━━ Materials provided ━━

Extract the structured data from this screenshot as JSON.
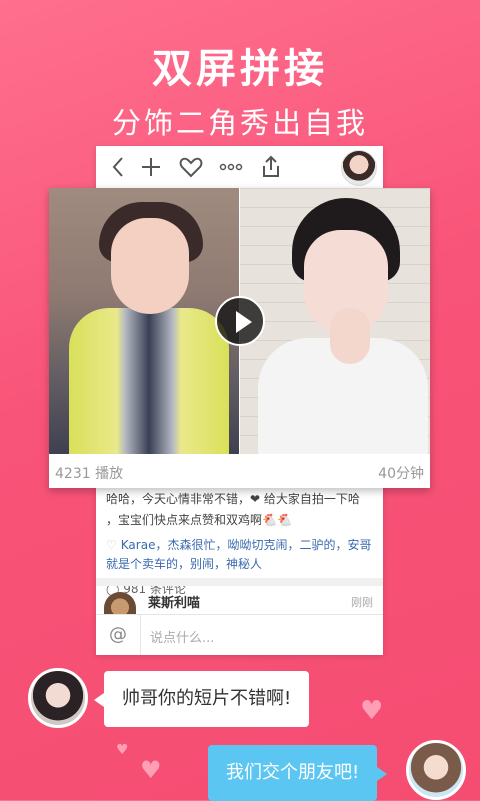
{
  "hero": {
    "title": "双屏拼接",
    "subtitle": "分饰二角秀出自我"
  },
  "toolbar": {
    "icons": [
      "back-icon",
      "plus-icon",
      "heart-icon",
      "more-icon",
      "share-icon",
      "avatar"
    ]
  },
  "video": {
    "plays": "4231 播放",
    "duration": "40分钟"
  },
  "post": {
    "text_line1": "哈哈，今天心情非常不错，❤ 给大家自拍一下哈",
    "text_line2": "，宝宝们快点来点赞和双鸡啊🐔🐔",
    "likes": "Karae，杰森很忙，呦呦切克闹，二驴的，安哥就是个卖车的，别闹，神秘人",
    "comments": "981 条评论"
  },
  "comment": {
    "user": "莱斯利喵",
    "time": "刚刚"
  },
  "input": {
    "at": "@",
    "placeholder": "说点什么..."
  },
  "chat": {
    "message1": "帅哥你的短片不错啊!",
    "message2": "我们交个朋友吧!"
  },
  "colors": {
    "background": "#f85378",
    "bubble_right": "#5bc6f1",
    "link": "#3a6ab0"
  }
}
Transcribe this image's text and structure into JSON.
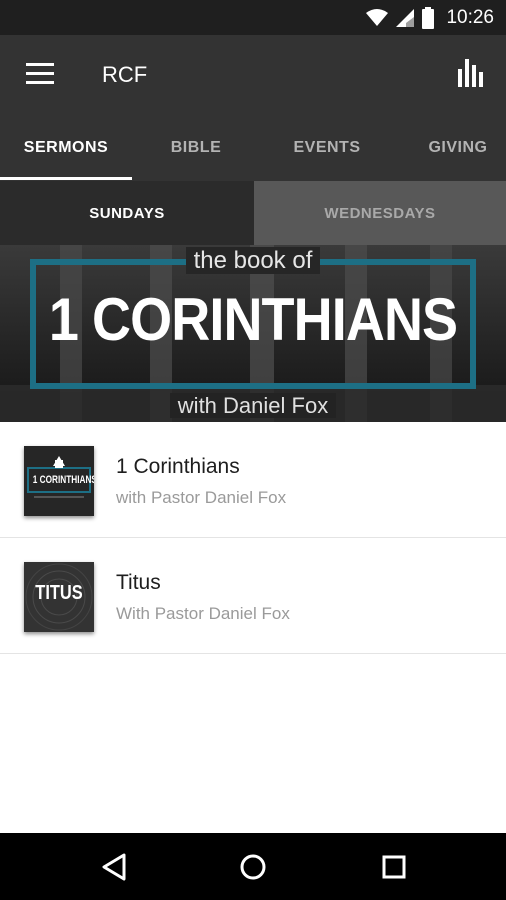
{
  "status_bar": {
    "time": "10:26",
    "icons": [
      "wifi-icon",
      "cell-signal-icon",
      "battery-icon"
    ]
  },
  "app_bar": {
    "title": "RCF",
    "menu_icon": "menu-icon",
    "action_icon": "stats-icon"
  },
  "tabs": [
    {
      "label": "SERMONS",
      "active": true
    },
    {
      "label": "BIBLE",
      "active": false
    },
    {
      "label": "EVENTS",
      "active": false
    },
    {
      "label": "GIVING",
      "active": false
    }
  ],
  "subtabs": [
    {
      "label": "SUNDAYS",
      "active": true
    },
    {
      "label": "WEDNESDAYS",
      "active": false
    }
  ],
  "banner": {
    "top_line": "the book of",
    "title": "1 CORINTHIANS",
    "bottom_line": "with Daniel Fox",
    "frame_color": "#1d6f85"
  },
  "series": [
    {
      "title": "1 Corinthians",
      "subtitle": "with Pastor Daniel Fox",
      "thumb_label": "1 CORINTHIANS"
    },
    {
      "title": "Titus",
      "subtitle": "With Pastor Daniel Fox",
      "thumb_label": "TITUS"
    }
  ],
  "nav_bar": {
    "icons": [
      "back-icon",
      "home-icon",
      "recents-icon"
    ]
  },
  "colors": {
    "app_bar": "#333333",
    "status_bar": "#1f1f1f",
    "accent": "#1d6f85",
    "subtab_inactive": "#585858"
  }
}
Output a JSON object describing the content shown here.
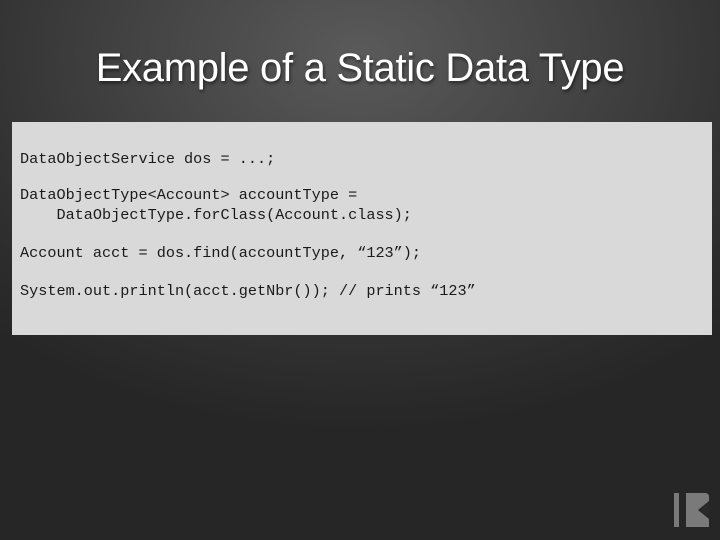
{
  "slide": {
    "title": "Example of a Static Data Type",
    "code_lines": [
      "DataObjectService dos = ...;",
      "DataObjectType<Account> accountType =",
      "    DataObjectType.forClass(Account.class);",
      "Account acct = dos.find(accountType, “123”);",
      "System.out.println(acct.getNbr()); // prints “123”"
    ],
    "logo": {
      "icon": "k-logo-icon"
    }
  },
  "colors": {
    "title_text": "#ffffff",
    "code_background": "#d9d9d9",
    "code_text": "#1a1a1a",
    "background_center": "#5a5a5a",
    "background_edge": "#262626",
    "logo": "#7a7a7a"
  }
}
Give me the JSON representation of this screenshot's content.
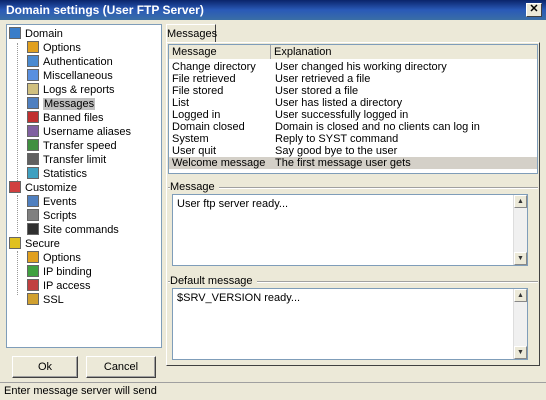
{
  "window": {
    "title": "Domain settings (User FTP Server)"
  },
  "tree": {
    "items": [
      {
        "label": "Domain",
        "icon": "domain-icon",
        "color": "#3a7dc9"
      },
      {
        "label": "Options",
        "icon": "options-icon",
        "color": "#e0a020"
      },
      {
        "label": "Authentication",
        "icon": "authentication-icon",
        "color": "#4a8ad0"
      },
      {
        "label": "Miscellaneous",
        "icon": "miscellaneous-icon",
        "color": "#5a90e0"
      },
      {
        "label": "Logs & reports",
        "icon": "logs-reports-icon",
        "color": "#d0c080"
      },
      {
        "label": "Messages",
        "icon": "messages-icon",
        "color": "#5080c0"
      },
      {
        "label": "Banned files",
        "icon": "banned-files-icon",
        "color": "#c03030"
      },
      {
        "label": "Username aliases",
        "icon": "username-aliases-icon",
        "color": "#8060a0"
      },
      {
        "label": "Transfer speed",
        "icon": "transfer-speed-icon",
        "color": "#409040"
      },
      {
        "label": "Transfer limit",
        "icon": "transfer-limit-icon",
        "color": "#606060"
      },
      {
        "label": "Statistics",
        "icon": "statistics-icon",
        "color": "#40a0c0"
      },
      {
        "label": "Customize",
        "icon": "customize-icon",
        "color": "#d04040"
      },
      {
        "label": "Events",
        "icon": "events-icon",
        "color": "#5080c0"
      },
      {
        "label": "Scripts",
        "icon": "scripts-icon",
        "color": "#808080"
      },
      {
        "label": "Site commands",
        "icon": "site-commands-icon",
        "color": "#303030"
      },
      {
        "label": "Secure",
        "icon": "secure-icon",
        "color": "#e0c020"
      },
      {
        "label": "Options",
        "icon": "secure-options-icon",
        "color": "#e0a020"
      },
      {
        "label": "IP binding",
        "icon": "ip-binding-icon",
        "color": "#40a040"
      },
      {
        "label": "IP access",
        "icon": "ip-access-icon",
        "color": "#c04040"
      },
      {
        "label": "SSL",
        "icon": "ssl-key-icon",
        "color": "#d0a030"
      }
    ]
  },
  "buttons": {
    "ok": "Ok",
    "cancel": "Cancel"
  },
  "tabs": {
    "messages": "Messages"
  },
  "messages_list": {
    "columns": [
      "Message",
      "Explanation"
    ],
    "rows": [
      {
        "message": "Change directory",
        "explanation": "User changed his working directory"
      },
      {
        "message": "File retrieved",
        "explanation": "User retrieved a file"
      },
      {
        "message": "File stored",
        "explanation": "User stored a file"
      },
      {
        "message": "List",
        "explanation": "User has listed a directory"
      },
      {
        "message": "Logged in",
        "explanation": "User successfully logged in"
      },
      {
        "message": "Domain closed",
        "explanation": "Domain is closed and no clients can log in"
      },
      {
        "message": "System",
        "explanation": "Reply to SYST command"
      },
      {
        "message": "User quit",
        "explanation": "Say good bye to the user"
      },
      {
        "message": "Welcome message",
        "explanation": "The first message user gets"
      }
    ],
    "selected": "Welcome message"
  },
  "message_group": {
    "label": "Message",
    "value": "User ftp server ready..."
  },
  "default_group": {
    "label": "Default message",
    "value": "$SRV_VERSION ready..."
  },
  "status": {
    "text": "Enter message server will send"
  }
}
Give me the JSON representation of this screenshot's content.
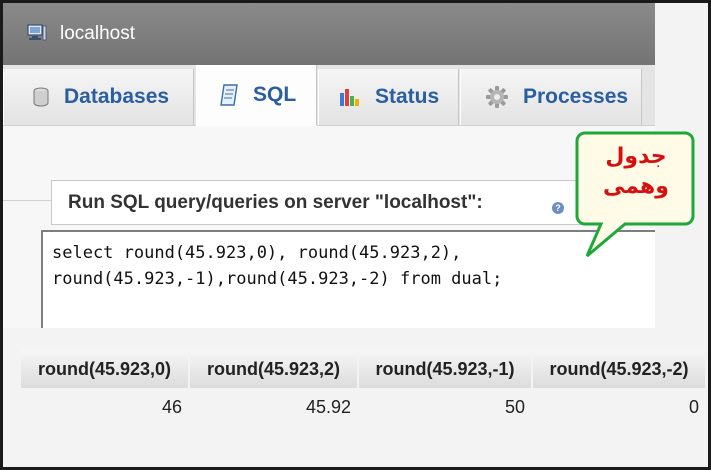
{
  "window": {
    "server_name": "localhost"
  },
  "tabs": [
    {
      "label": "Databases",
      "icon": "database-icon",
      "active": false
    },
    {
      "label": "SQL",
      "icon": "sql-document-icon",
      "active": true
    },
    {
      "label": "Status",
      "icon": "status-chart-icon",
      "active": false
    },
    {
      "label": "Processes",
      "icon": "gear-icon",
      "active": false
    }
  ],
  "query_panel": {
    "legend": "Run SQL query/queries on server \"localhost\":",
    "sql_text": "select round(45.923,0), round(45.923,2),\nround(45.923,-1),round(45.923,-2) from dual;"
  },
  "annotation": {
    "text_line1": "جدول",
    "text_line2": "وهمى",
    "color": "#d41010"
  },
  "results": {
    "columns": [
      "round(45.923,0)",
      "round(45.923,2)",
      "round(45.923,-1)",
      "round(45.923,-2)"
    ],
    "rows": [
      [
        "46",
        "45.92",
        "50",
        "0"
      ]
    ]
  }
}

━━━

_Written task_. Pictures in the records must not appear in the copy; transcribe everything else precisely.

_Response_.
Extract the structured data from this screenshot as JSON.
{
  "hero": {
    "title": "双屏拼接",
    "subtitle": "分饰二角秀出自我"
  },
  "toolbar": {
    "icons": [
      "back-icon",
      "plus-icon",
      "heart-icon",
      "more-icon",
      "share-icon",
      "avatar"
    ]
  },
  "video": {
    "plays": "4231 播放",
    "duration": "40分钟"
  },
  "post": {
    "text_line1": "哈哈，今天心情非常不错，❤ 给大家自拍一下哈",
    "text_line2": "，宝宝们快点来点赞和双鸡啊🐔🐔",
    "likes": "Karae，杰森很忙，呦呦切克闹，二驴的，安哥就是个卖车的，别闹，神秘人",
    "comments": "981 条评论"
  },
  "comment": {
    "user": "莱斯利喵",
    "time": "刚刚"
  },
  "input": {
    "at": "@",
    "placeholder": "说点什么..."
  },
  "chat": {
    "message1": "帅哥你的短片不错啊!",
    "message2": "我们交个朋友吧!"
  },
  "colors": {
    "background": "#f85378",
    "bubble_right": "#5bc6f1",
    "link": "#3a6ab0"
  }
}
Transcribe this image's text and structure into JSON.
{
  "status_bar": {
    "time": "10:26",
    "icons": [
      "wifi-icon",
      "cell-signal-icon",
      "battery-icon"
    ]
  },
  "app_bar": {
    "title": "RCF",
    "menu_icon": "menu-icon",
    "action_icon": "stats-icon"
  },
  "tabs": [
    {
      "label": "SERMONS",
      "active": true
    },
    {
      "label": "BIBLE",
      "active": false
    },
    {
      "label": "EVENTS",
      "active": false
    },
    {
      "label": "GIVING",
      "active": false
    }
  ],
  "subtabs": [
    {
      "label": "SUNDAYS",
      "active": true
    },
    {
      "label": "WEDNESDAYS",
      "active": false
    }
  ],
  "banner": {
    "top_line": "the book of",
    "title": "1 CORINTHIANS",
    "bottom_line": "with Daniel Fox",
    "frame_color": "#1d6f85"
  },
  "series": [
    {
      "title": "1 Corinthians",
      "subtitle": "with Pastor Daniel Fox",
      "thumb_label": "1 CORINTHIANS"
    },
    {
      "title": "Titus",
      "subtitle": "With Pastor Daniel Fox",
      "thumb_label": "TITUS"
    }
  ],
  "nav_bar": {
    "icons": [
      "back-icon",
      "home-icon",
      "recents-icon"
    ]
  },
  "colors": {
    "app_bar": "#333333",
    "status_bar": "#1f1f1f",
    "accent": "#1d6f85",
    "subtab_inactive": "#585858"
  }
}
Output a JSON object describing the content shown here.
{
  "slide": {
    "title": "Example of a Static Data Type",
    "code_lines": [
      "DataObjectService dos = ...;",
      "DataObjectType<Account> accountType =",
      "    DataObjectType.forClass(Account.class);",
      "Account acct = dos.find(accountType, “123”);",
      "System.out.println(acct.getNbr()); // prints “123”"
    ],
    "logo": {
      "icon": "k-logo-icon"
    }
  },
  "colors": {
    "title_text": "#ffffff",
    "code_background": "#d9d9d9",
    "code_text": "#1a1a1a",
    "background_center": "#5a5a5a",
    "background_edge": "#262626",
    "logo": "#7a7a7a"
  }
}
Give me the JSON representation of this screenshot's content.
{
  "window": {
    "title": "Domain settings (User FTP Server)"
  },
  "tree": {
    "items": [
      {
        "label": "Domain",
        "icon": "domain-icon",
        "color": "#3a7dc9"
      },
      {
        "label": "Options",
        "icon": "options-icon",
        "color": "#e0a020"
      },
      {
        "label": "Authentication",
        "icon": "authentication-icon",
        "color": "#4a8ad0"
      },
      {
        "label": "Miscellaneous",
        "icon": "miscellaneous-icon",
        "color": "#5a90e0"
      },
      {
        "label": "Logs & reports",
        "icon": "logs-reports-icon",
        "color": "#d0c080"
      },
      {
        "label": "Messages",
        "icon": "messages-icon",
        "color": "#5080c0"
      },
      {
        "label": "Banned files",
        "icon": "banned-files-icon",
        "color": "#c03030"
      },
      {
        "label": "Username aliases",
        "icon": "username-aliases-icon",
        "color": "#8060a0"
      },
      {
        "label": "Transfer speed",
        "icon": "transfer-speed-icon",
        "color": "#409040"
      },
      {
        "label": "Transfer limit",
        "icon": "transfer-limit-icon",
        "color": "#606060"
      },
      {
        "label": "Statistics",
        "icon": "statistics-icon",
        "color": "#40a0c0"
      },
      {
        "label": "Customize",
        "icon": "customize-icon",
        "color": "#d04040"
      },
      {
        "label": "Events",
        "icon": "events-icon",
        "color": "#5080c0"
      },
      {
        "label": "Scripts",
        "icon": "scripts-icon",
        "color": "#808080"
      },
      {
        "label": "Site commands",
        "icon": "site-commands-icon",
        "color": "#303030"
      },
      {
        "label": "Secure",
        "icon": "secure-icon",
        "color": "#e0c020"
      },
      {
        "label": "Options",
        "icon": "secure-options-icon",
        "color": "#e0a020"
      },
      {
        "label": "IP binding",
        "icon": "ip-binding-icon",
        "color": "#40a040"
      },
      {
        "label": "IP access",
        "icon": "ip-access-icon",
        "color": "#c04040"
      },
      {
        "label": "SSL",
        "icon": "ssl-key-icon",
        "color": "#d0a030"
      }
    ]
  },
  "buttons": {
    "ok": "Ok",
    "cancel": "Cancel"
  },
  "tabs": {
    "messages": "Messages"
  },
  "messages_list": {
    "columns": [
      "Message",
      "Explanation"
    ],
    "rows": [
      {
        "message": "Change directory",
        "explanation": "User changed his working directory"
      },
      {
        "message": "File retrieved",
        "explanation": "User retrieved a file"
      },
      {
        "message": "File stored",
        "explanation": "User stored a file"
      },
      {
        "message": "List",
        "explanation": "User has listed a directory"
      },
      {
        "message": "Logged in",
        "explanation": "User successfully logged in"
      },
      {
        "message": "Domain closed",
        "explanation": "Domain is closed and no clients can log in"
      },
      {
        "message": "System",
        "explanation": "Reply to SYST command"
      },
      {
        "message": "User quit",
        "explanation": "Say good bye to the user"
      },
      {
        "message": "Welcome message",
        "explanation": "The first message user gets"
      }
    ],
    "selected": "Welcome message"
  },
  "message_group": {
    "label": "Message",
    "value": "User ftp server ready..."
  },
  "default_group": {
    "label": "Default message",
    "value": "$SRV_VERSION ready..."
  },
  "status": {
    "text": "Enter message server will send"
  }
}
Give me the JSON representation of this screenshot's content.
{
  "window": {
    "server_name": "localhost"
  },
  "tabs": [
    {
      "label": "Databases",
      "icon": "database-icon",
      "active": false
    },
    {
      "label": "SQL",
      "icon": "sql-document-icon",
      "active": true
    },
    {
      "label": "Status",
      "icon": "status-chart-icon",
      "active": false
    },
    {
      "label": "Processes",
      "icon": "gear-icon",
      "active": false
    }
  ],
  "query_panel": {
    "legend": "Run SQL query/queries on server \"localhost\":",
    "sql_text": "select round(45.923,0), round(45.923,2),\nround(45.923,-1),round(45.923,-2) from dual;"
  },
  "annotation": {
    "text_line1": "جدول",
    "text_line2": "وهمى",
    "color": "#d41010"
  },
  "results": {
    "columns": [
      "round(45.923,0)",
      "round(45.923,2)",
      "round(45.923,-1)",
      "round(45.923,-2)"
    ],
    "rows": [
      [
        "46",
        "45.92",
        "50",
        "0"
      ]
    ]
  }
}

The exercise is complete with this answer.